▶ Problems and tasks:
(a) Copy the passage of the bench-selling thread starting with "No , came close" and going on through "it did sell.".
(b) Proceed with the forum thread about selling a handmade bench, picking up right after the last line shown.

▶ Quoted passage:
■ ■ ■ ■

# Hope it sells



## Ax-man (Sep 26, 2019)

I really have never had much luck selling big benches. I made this one years ago just using a chainsaw and dado joints. This one didn't sell when I first made it when the wood was new and plain looking from some Pine slabs I milled. It sat for years in the shade and got neglected and was looking pretty nasty because I never sanded it or treated it with a finish.

I recently decided to do something with it either burn it or try to pretty it up with some kind of design for the back . I pressure washed the heck out of it and the wood was still solid but the wood looked aged after the pressure wash. I got out my router and paint brushes for the welcome letters and to try something different I added the flowers which is so unlike me because I am not an artist by no means. I finished it with some clear deck and fence sealer because I wasn't going to sand it nor was I going to use an type of varnish on it.

The neighbor is having a sale this weekend . Hope it sells because of the added art work.


----------



## Polish hammer (Dec 7, 2019)

Did it sell


----------



## Ax-man (Dec 7, 2019)

No , came close . Some guy was suppose to be real hot for it but never showed. Been down that road a couple times. All it did was rain that weekend. The neighbor had a ridiculous price of $ 250 on it even though I told her 100 to 150 would have been more than enough for me and I would also pay her for a commission if it did sell.

I had it on CL and now it is on Facebook market place for $100 and not one nibble since September.

It is just sitting in front of my house out by the drive maybe I'll get lucky and someone will steal it some night like they did with one of my mushrooms.


----------



## Ted Jenkins (Dec 7, 2019)

It looks real nice. It would have sold here in ten minutes for $500. Thanks


----------



## Huskybill (Jan 8, 2020)

Change the welcome to,, have a seat,,,,,,rest your bottom here? Catch phrase.


----------



## Ax-man (Jan 9, 2020)

I like that . Definitely original.


----------



## EchoRomeoCharlie (Jan 9, 2020)

IMO - it's the flowers

'Welcome' will apply to almost anyone.....the flowers will turn a lot of people off.


----------



## Huskybill (Jan 9, 2020)

■ ■ ■ ■

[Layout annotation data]
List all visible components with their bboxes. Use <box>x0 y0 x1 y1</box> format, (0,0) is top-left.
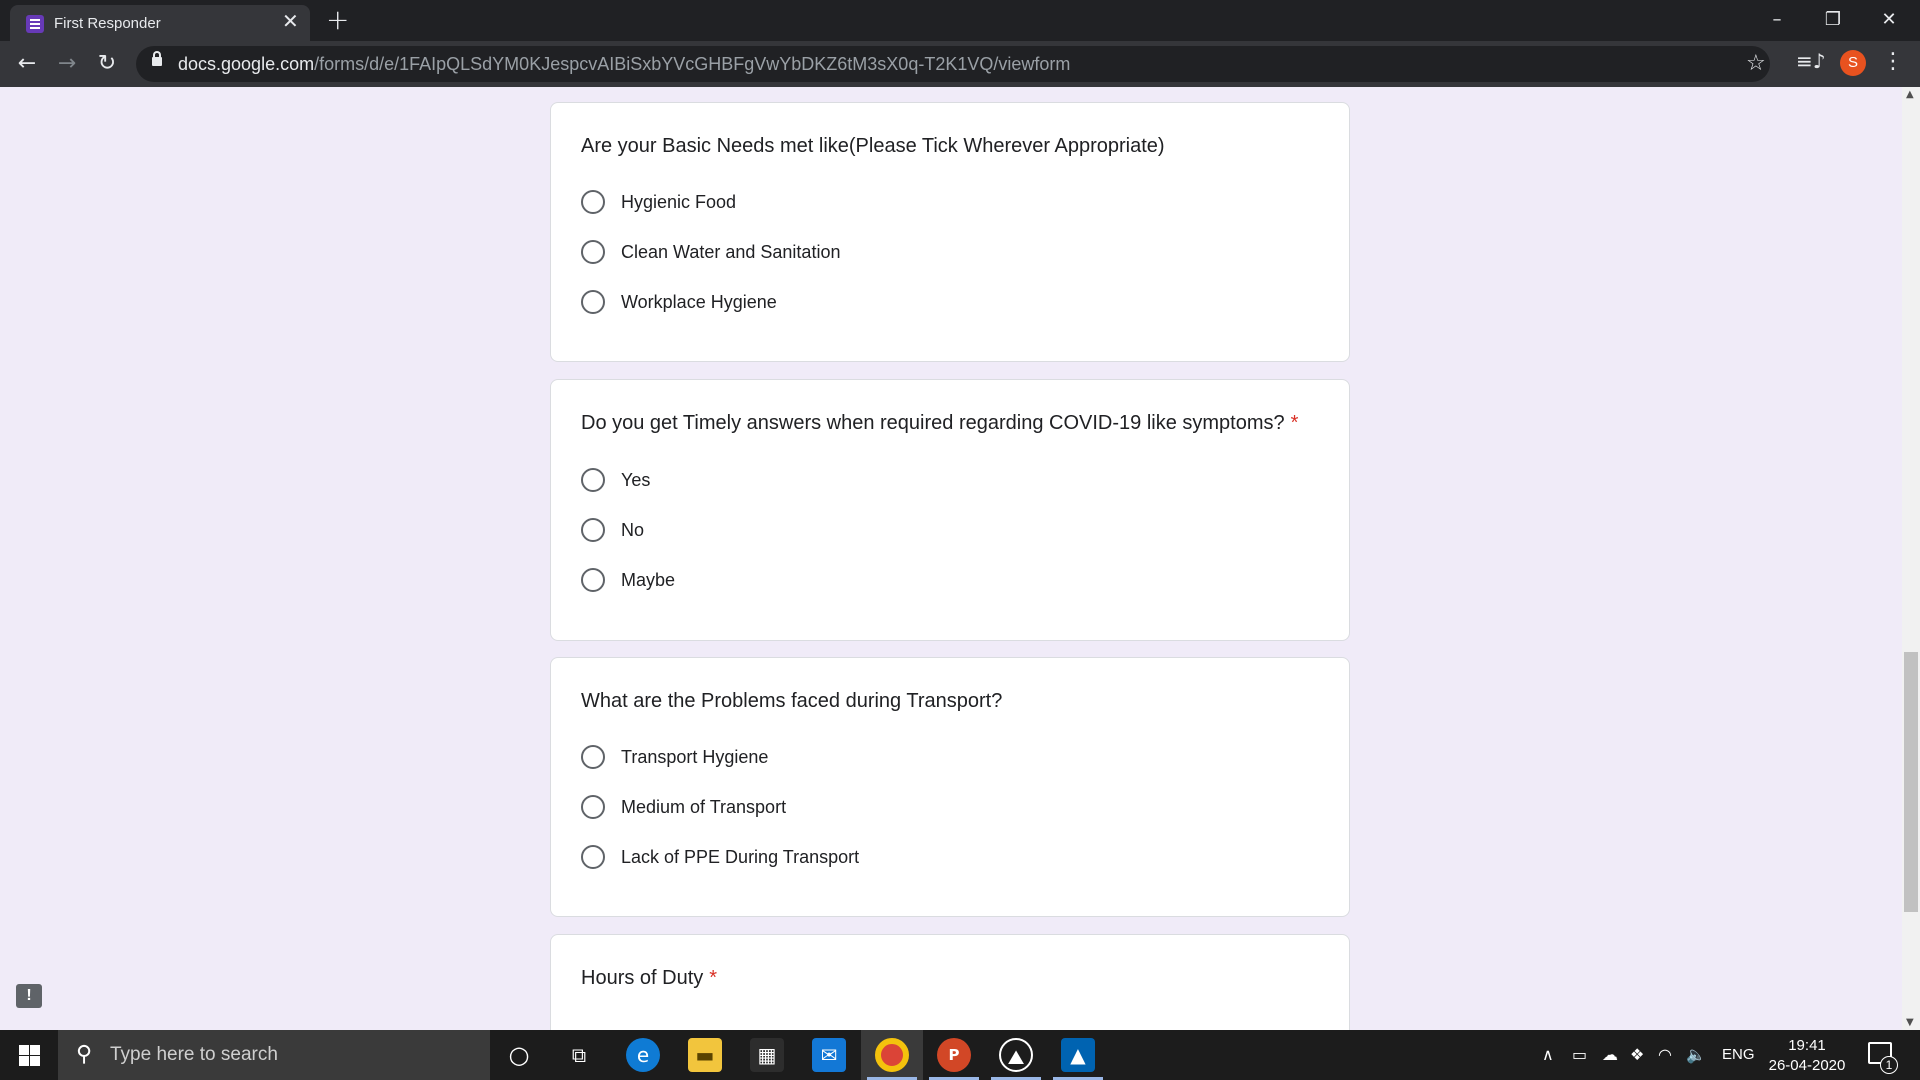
option-label: No <box>621 520 645 540</box>
onedrive-icon[interactable]: ☁ <box>1602 1045 1618 1064</box>
option-label: Yes <box>621 470 651 490</box>
url-text: docs.google.com/forms/d/e/1FAIpQLSdYM0KJ… <box>178 54 1070 75</box>
volume-icon[interactable]: 🔈 <box>1686 1045 1706 1064</box>
scroll-down-icon[interactable]: ▼ <box>1906 1017 1914 1028</box>
radio-button[interactable] <box>581 290 605 314</box>
scrollbar-thumb[interactable] <box>1904 652 1918 912</box>
report-feedback-icon[interactable]: ! <box>16 984 42 1008</box>
windows-taskbar: ⚲ Type here to search ○ ⧉ e ▬ ▦ ✉ P ⛰ ▲ … <box>0 1030 1920 1080</box>
photos-icon[interactable]: ▲ <box>1061 1038 1095 1072</box>
address-bar[interactable]: docs.google.com/forms/d/e/1FAIpQLSdYM0KJ… <box>136 46 1770 82</box>
bookmark-star-icon[interactable]: ☆ <box>1746 51 1766 76</box>
question-card: Do you get Timely answers when required … <box>550 379 1350 641</box>
question-title: Are your Basic Needs met like(Please Tic… <box>581 135 1165 157</box>
powerpoint-icon[interactable]: P <box>937 1038 971 1072</box>
browser-tab[interactable]: First Responder ✕ <box>10 5 310 41</box>
search-icon: ⚲ <box>76 1042 93 1067</box>
mail-icon[interactable]: ✉ <box>812 1038 846 1072</box>
profile-avatar[interactable]: S <box>1840 50 1866 76</box>
option-label: Medium of Transport <box>621 797 787 817</box>
lock-icon <box>152 51 162 66</box>
close-tab-icon[interactable]: ✕ <box>282 12 299 32</box>
radio-button[interactable] <box>581 745 605 769</box>
close-window-icon[interactable]: ✕ <box>1866 4 1912 36</box>
question-card: What are the Problems faced during Trans… <box>550 657 1350 917</box>
browser-toolbar: ← → ↻ docs.google.com/forms/d/e/1FAIpQLS… <box>0 41 1920 87</box>
notification-count-badge: 1 <box>1880 1056 1898 1074</box>
option-label: Clean Water and Sanitation <box>621 242 841 262</box>
google-forms-icon <box>26 15 44 33</box>
radio-button[interactable] <box>581 795 605 819</box>
option-label: Workplace Hygiene <box>621 292 777 312</box>
page-scrollbar[interactable]: ▲ ▼ <box>1902 87 1920 1030</box>
option-label: Hygienic Food <box>621 192 737 212</box>
question-card: Are your Basic Needs met like(Please Tic… <box>550 102 1350 362</box>
browser-menu-icon[interactable]: ⋮ <box>1882 49 1904 74</box>
edge-browser-icon[interactable]: e <box>626 1038 660 1072</box>
clock-time: 19:41 <box>1788 1037 1826 1054</box>
file-explorer-icon[interactable]: ▬ <box>688 1038 722 1072</box>
windows-start-icon[interactable] <box>0 1030 58 1080</box>
question-card: Hours of Duty * <box>550 934 1350 1030</box>
back-icon[interactable]: ← <box>12 49 42 79</box>
taskbar-search-box[interactable]: ⚲ Type here to search <box>58 1030 490 1080</box>
option-label: Lack of PPE During Transport <box>621 847 860 867</box>
restore-icon[interactable]: ❐ <box>1810 4 1856 36</box>
radio-button[interactable] <box>581 568 605 592</box>
show-hidden-icons-icon[interactable]: ∧ <box>1542 1045 1554 1064</box>
photos-app-icon[interactable]: ⛰ <box>999 1038 1033 1072</box>
reload-icon[interactable]: ↻ <box>92 49 122 79</box>
battery-icon[interactable]: ▭ <box>1572 1045 1587 1064</box>
forward-icon[interactable]: → <box>52 49 82 79</box>
required-asterisk: * <box>1290 412 1299 434</box>
wifi-icon[interactable]: ◠ <box>1658 1045 1672 1064</box>
tab-title: First Responder <box>54 15 161 32</box>
microsoft-store-icon[interactable]: ▦ <box>750 1038 784 1072</box>
question-title: Hours of Duty * <box>581 967 718 989</box>
question-title: Do you get Timely answers when required … <box>581 412 1299 434</box>
taskbar-search-placeholder: Type here to search <box>110 1044 278 1065</box>
dropbox-icon[interactable]: ❖ <box>1630 1045 1644 1064</box>
cortana-icon[interactable]: ○ <box>502 1038 536 1072</box>
radio-button[interactable] <box>581 190 605 214</box>
media-controls-icon[interactable]: ≡♪ <box>1796 49 1826 73</box>
required-asterisk: * <box>709 967 718 989</box>
minimize-icon[interactable]: – <box>1754 4 1800 36</box>
url-host: docs.google.com <box>178 54 315 74</box>
system-clock[interactable]: 19:41 26-04-2020 <box>1764 1036 1850 1076</box>
chrome-icon[interactable] <box>875 1038 909 1072</box>
option-label: Maybe <box>621 570 676 590</box>
new-tab-icon[interactable]: + <box>326 6 349 34</box>
tab-strip: First Responder ✕ + – ❐ ✕ <box>0 0 1920 41</box>
option-label: Transport Hygiene <box>621 747 769 767</box>
radio-button[interactable] <box>581 468 605 492</box>
page-viewport: Are your Basic Needs met like(Please Tic… <box>0 87 1902 1030</box>
radio-button[interactable] <box>581 518 605 542</box>
radio-button[interactable] <box>581 240 605 264</box>
task-view-icon[interactable]: ⧉ <box>562 1038 596 1072</box>
clock-date: 26-04-2020 <box>1768 1057 1846 1074</box>
scroll-up-icon[interactable]: ▲ <box>1906 89 1914 100</box>
radio-button[interactable] <box>581 845 605 869</box>
language-indicator[interactable]: ENG <box>1722 1046 1755 1063</box>
question-title: What are the Problems faced during Trans… <box>581 690 1003 712</box>
url-path: /forms/d/e/1FAIpQLSdYM0KJespcvAIBiSxbYVc… <box>314 54 1071 74</box>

■ ■ ■ ■

▶ The answers:
(a)
No , came close . Some guy was suppose to be real hot for it but never showed. Been down that road a couple times. All it did was rain that weekend. The neighbor had a ridiculous price of $ 250 on it even though I told her 100 to 150 would have been more than enough for me and I would also pay her for a commission if it did sell.

(b)
Need a catch phrase,,,, REST YOUR TIRED BONES HERE


----------



## Ax-man (Jan 10, 2020)

Thanks for the reply on the flowers . I myself don't like them either but many of the benches I see have some kind of art work on the back rest like flowers or bumble bees or carved bears and fish . Anything so it looks a little artsy instead of a plain looking slab of wood. 

I agree on the catch phrase but I am not that creative but it might make a difference . I just stick with the welcome because it is generic and will appeal to most everyone.


----------



## sb47 (Jan 16, 2020)

Stuff like that could be slow movers, but could fetch a pretty pinny when sold. 
I have made some tables out of tree flares turned upside down with a nice natural edge and lots of odd shaped waves around the sides with a glass top. Sold a few but they moved slow. Got 5 bills for each of them though. I have sold lots of odd shaped pieces of wood to people for all kind of odd projects. But sales are rare and come out of the blue.
I set the odd stuff aside and process it last if I run out of wood to split. I'm no artist and rarely make or sell that kind of stuff. I just don't have the covered space to keep it out of the weather till it sells.


----------



## Polish hammer (Jan 16, 2020)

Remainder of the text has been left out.